§ **About this exercise**
When you retype the records that follow, keep each word as it is and drop any pictures.
[[ Supplied records open ]]
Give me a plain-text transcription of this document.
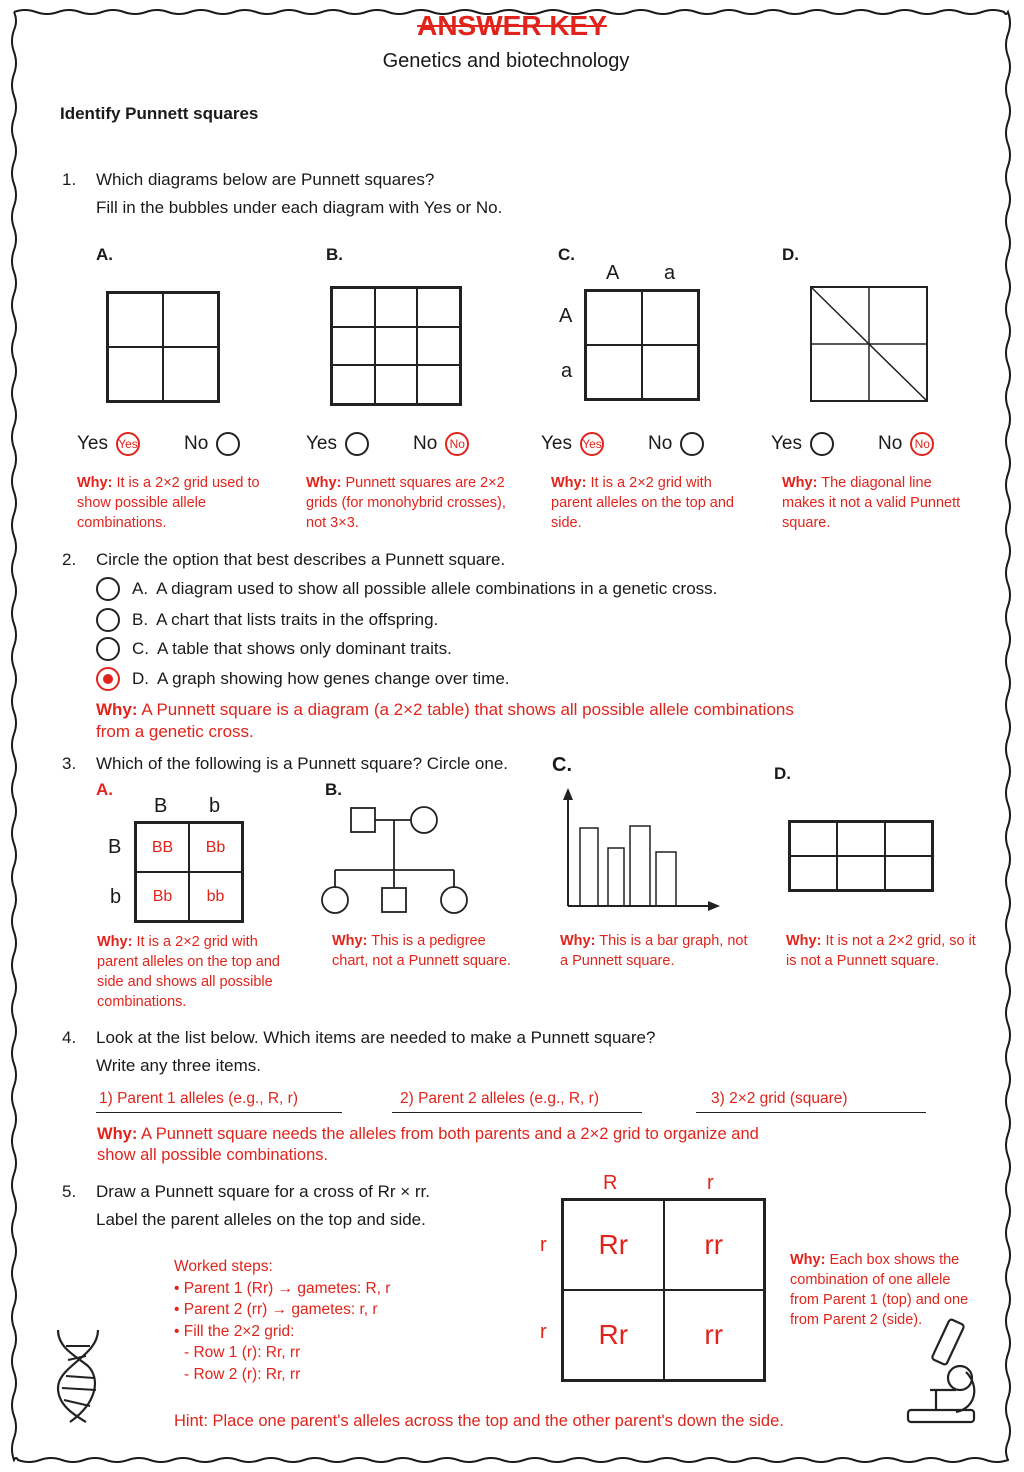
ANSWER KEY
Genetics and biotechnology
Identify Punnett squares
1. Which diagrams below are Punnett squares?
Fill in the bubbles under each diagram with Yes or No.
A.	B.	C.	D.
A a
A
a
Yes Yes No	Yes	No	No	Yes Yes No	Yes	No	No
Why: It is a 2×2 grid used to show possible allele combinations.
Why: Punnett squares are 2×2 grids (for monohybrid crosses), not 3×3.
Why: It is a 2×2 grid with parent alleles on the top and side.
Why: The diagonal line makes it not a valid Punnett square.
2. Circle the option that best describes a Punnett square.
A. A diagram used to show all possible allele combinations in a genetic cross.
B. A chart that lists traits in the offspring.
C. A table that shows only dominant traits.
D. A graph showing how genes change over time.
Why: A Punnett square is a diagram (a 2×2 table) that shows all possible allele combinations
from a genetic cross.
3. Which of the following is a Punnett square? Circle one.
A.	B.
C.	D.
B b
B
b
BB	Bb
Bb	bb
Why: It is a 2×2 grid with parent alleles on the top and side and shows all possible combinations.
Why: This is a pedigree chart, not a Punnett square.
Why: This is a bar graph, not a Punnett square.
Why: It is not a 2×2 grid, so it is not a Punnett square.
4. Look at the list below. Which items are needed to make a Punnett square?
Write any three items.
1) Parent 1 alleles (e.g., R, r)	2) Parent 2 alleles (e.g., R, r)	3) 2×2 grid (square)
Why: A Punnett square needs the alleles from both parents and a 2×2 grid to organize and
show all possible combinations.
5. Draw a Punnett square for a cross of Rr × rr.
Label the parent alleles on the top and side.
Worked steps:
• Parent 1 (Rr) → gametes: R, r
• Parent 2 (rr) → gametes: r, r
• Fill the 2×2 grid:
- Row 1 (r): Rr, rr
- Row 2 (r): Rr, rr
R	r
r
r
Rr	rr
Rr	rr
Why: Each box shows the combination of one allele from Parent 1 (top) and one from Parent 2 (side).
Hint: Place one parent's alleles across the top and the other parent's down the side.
[[ Supplied records closed ]]
§ **Task answer**
Give me a plain-text transcription of this document.
ANSWER KEY
Genetics and biotechnology
Identify Punnett squares
1. Which diagrams below are Punnett squares?
Fill in the bubbles under each diagram with Yes or No.
A.	B.	C.	D.
A a
A
a
Yes Yes No	Yes	No	No	Yes Yes No	Yes	No	No
Why: It is a 2×2 grid used to show possible allele combinations.
Why: Punnett squares are 2×2 grids (for monohybrid crosses), not 3×3.
Why: It is a 2×2 grid with parent alleles on the top and side.
Why: The diagonal line makes it not a valid Punnett square.
2. Circle the option that best describes a Punnett square.
A. A diagram used to show all possible allele combinations in a genetic cross.
B. A chart that lists traits in the offspring.
C. A table that shows only dominant traits.
D. A graph showing how genes change over time.
Why: A Punnett square is a diagram (a 2×2 table) that shows all possible allele combinations
from a genetic cross.
3. Which of the following is a Punnett square? Circle one.
A.	B.
C.	D.
B b
B
b
BB	Bb
Bb	bb
Why: It is a 2×2 grid with parent alleles on the top and side and shows all possible combinations.
Why: This is a pedigree chart, not a Punnett square.
Why: This is a bar graph, not a Punnett square.
Why: It is not a 2×2 grid, so it is not a Punnett square.
4. Look at the list below. Which items are needed to make a Punnett square?
Write any three items.
1) Parent 1 alleles (e.g., R, r)	2) Parent 2 alleles (e.g., R, r)	3) 2×2 grid (square)
Why: A Punnett square needs the alleles from both parents and a 2×2 grid to organize and
show all possible combinations.
5. Draw a Punnett square for a cross of Rr × rr.
Label the parent alleles on the top and side.
Worked steps:
• Parent 1 (Rr) → gametes: R, r
• Parent 2 (rr) → gametes: r, r
• Fill the 2×2 grid:
- Row 1 (r): Rr, rr
- Row 2 (r): Rr, rr
R	r
r
r
Rr	rr
Rr	rr
Why: Each box shows the combination of one allele from Parent 1 (top) and one from Parent 2 (side).
Hint: Place one parent's alleles across the top and the other parent's down the side.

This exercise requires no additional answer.